** WHAT IS EXPECTED **
Filter the listing below, copying every line in which the word "Full" appears.
[Start of MATERIAL]
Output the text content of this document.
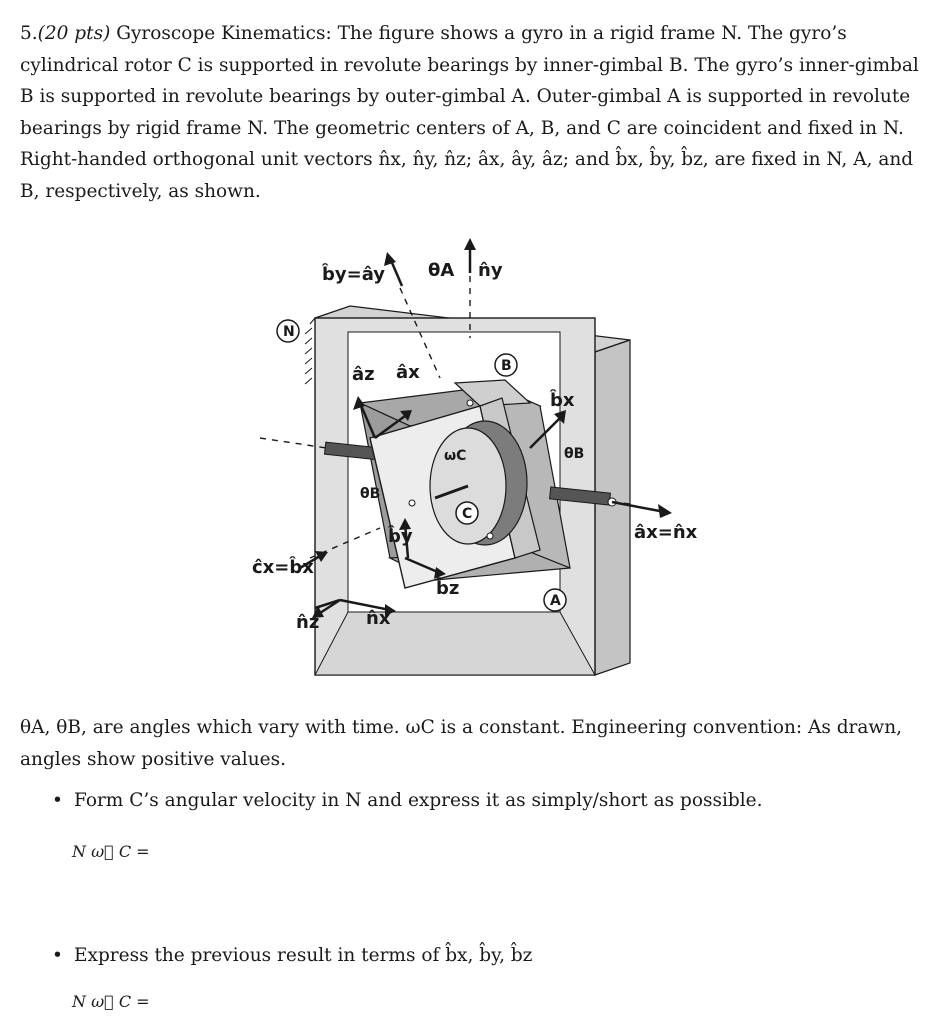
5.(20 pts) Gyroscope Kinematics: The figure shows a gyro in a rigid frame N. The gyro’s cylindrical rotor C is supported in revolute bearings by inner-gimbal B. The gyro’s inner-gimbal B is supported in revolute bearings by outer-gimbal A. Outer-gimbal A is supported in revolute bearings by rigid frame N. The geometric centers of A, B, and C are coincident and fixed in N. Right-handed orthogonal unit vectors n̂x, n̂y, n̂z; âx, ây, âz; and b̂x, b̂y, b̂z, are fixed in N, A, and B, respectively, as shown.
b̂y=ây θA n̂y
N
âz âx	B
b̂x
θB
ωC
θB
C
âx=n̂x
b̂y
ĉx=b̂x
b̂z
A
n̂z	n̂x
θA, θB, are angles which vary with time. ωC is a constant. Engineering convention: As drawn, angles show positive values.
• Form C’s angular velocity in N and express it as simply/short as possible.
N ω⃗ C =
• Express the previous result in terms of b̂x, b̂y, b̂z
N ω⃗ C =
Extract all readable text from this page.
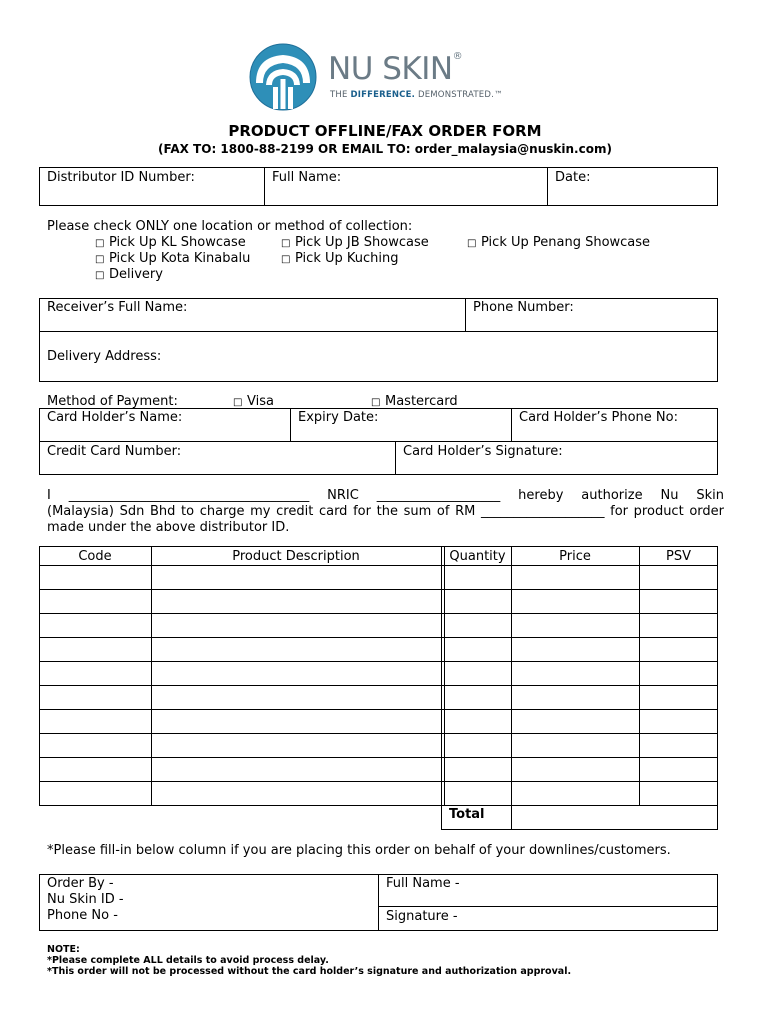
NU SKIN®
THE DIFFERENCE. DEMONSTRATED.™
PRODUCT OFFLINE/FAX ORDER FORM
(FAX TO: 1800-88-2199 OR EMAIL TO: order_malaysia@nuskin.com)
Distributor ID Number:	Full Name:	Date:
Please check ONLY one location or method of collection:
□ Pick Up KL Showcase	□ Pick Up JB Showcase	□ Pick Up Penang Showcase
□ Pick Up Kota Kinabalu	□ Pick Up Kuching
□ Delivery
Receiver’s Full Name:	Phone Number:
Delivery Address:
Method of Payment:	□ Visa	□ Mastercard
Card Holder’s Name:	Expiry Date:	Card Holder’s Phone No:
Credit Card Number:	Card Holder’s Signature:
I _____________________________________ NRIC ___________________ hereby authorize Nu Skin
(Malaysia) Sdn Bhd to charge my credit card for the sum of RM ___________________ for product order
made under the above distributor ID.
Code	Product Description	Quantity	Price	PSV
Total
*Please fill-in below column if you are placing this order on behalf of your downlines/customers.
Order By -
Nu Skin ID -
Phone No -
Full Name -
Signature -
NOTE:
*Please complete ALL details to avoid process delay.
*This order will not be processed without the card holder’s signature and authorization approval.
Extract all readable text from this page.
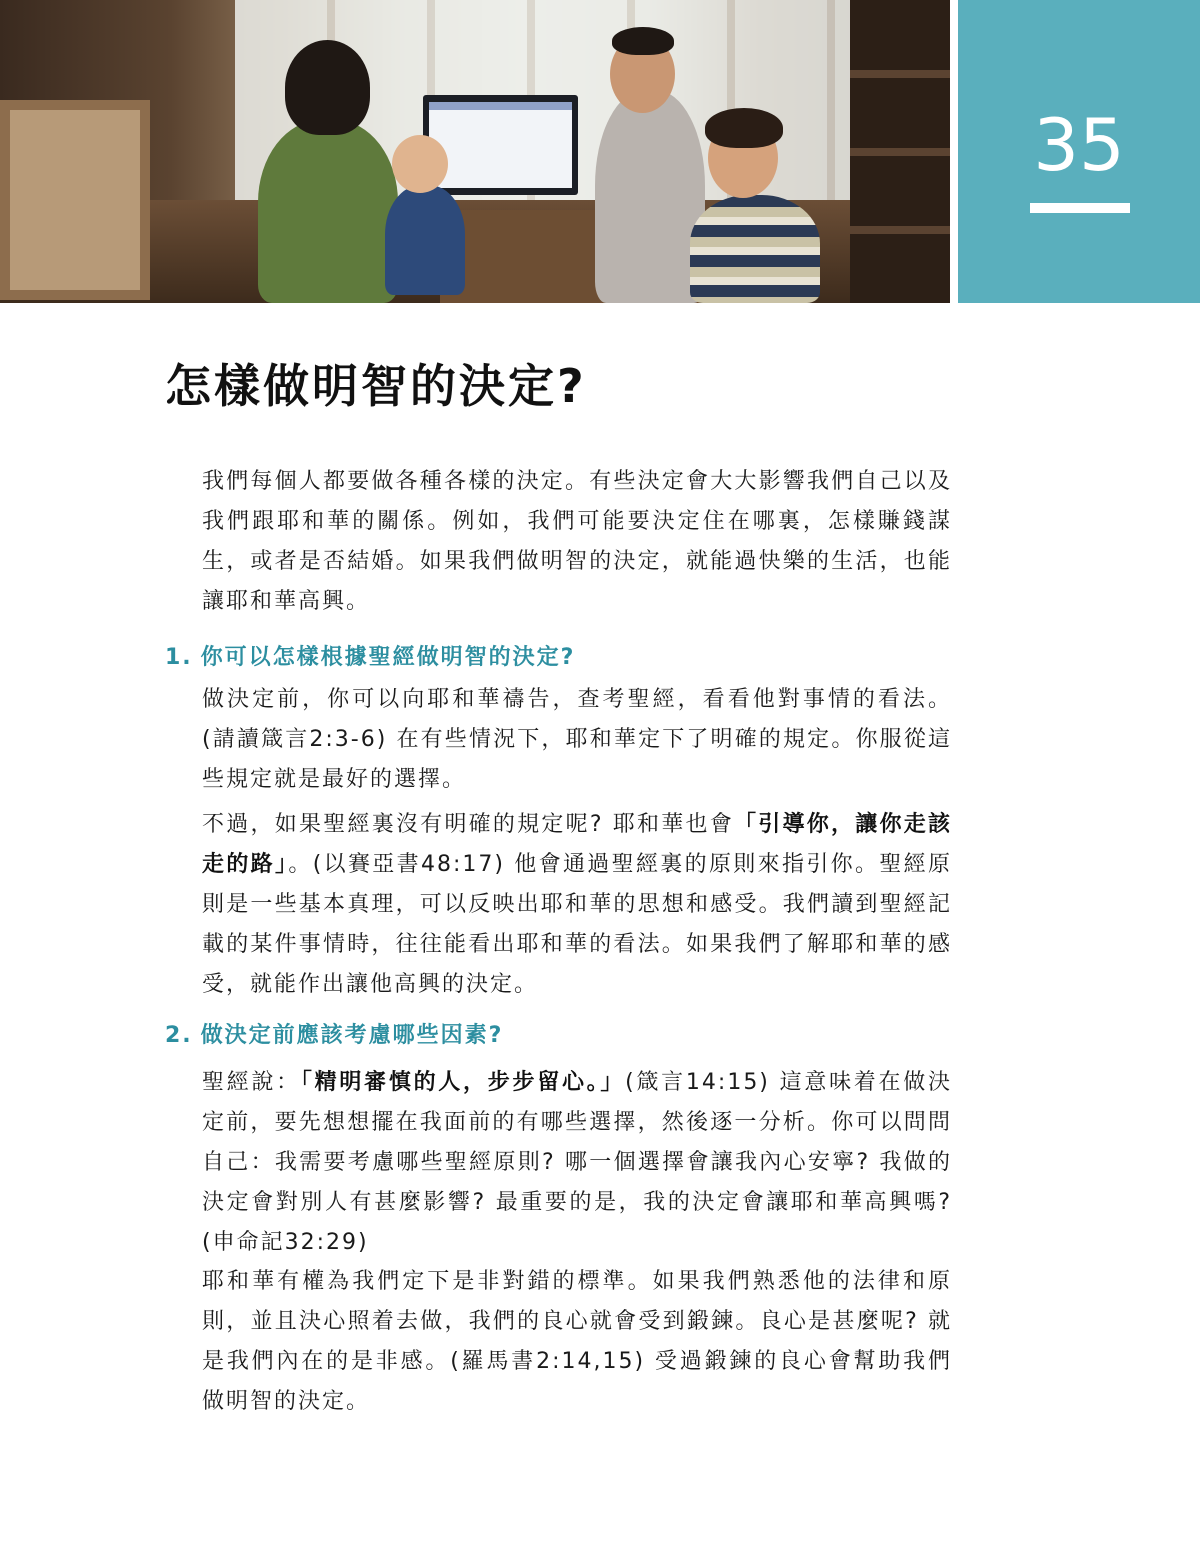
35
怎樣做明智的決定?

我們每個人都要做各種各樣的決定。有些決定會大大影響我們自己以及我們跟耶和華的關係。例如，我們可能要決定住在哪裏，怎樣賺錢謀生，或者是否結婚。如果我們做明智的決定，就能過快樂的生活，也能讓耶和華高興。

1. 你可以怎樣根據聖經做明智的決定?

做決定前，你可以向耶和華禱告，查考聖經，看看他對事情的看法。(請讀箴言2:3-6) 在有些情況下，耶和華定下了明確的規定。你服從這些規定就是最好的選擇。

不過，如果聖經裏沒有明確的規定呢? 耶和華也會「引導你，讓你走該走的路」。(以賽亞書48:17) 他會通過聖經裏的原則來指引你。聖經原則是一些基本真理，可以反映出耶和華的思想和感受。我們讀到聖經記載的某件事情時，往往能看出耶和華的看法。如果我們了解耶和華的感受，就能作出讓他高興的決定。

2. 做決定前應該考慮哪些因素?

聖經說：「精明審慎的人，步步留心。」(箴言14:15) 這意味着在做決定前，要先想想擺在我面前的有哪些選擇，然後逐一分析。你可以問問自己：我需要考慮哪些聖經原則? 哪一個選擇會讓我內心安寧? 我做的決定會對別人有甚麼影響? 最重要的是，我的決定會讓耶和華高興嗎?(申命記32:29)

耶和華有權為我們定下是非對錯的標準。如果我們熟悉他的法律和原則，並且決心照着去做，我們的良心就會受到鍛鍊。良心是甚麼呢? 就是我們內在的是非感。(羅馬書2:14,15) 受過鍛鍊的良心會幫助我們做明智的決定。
[End of MATERIAL]
[Start of MATERIAL]
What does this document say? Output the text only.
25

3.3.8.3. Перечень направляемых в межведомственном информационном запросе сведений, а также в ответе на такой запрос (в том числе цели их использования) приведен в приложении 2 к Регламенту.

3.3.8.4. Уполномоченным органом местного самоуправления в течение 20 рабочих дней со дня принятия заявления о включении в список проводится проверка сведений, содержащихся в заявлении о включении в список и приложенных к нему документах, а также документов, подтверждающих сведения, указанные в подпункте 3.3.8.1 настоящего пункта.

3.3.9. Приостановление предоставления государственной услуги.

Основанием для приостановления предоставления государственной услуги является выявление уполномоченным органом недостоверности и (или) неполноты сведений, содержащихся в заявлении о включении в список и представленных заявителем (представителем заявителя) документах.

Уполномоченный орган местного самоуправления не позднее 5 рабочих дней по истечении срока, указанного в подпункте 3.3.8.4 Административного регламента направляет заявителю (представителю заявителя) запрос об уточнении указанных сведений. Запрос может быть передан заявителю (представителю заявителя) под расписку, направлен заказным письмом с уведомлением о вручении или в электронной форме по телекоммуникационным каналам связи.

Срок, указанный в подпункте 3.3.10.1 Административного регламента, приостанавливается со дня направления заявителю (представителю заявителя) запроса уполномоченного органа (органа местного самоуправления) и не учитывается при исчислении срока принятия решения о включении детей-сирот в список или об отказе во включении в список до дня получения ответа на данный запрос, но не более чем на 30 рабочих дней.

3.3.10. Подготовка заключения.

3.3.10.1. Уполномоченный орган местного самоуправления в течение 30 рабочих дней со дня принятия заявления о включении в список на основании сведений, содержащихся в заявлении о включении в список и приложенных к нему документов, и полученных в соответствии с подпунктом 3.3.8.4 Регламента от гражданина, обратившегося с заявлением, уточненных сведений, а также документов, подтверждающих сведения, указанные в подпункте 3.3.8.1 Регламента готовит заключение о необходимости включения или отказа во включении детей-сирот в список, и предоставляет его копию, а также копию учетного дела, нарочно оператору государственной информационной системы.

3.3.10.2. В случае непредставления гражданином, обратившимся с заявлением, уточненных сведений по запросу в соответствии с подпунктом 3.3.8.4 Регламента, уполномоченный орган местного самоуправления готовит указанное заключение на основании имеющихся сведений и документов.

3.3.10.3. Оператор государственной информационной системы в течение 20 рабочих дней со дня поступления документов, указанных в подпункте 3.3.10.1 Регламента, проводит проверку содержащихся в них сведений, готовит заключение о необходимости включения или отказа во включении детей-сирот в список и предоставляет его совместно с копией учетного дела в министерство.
[End of MATERIAL]
[Start of MATERIAL]
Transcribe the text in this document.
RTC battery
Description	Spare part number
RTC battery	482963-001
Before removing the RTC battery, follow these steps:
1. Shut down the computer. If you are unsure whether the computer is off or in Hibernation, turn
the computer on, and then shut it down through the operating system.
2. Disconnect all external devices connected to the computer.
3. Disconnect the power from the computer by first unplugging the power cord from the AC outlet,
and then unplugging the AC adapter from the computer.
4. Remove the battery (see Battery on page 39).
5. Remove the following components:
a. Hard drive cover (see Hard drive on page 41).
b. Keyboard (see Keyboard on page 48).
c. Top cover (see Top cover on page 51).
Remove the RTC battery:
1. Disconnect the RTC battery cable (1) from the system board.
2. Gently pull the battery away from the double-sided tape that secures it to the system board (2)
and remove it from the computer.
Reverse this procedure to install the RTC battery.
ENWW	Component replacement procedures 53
[End of MATERIAL]
** THE COMPLETED TASK **
Distributor ID Number:	Full Name:	Date:
Receiver’s Full Name:	Phone Number:
Full Name -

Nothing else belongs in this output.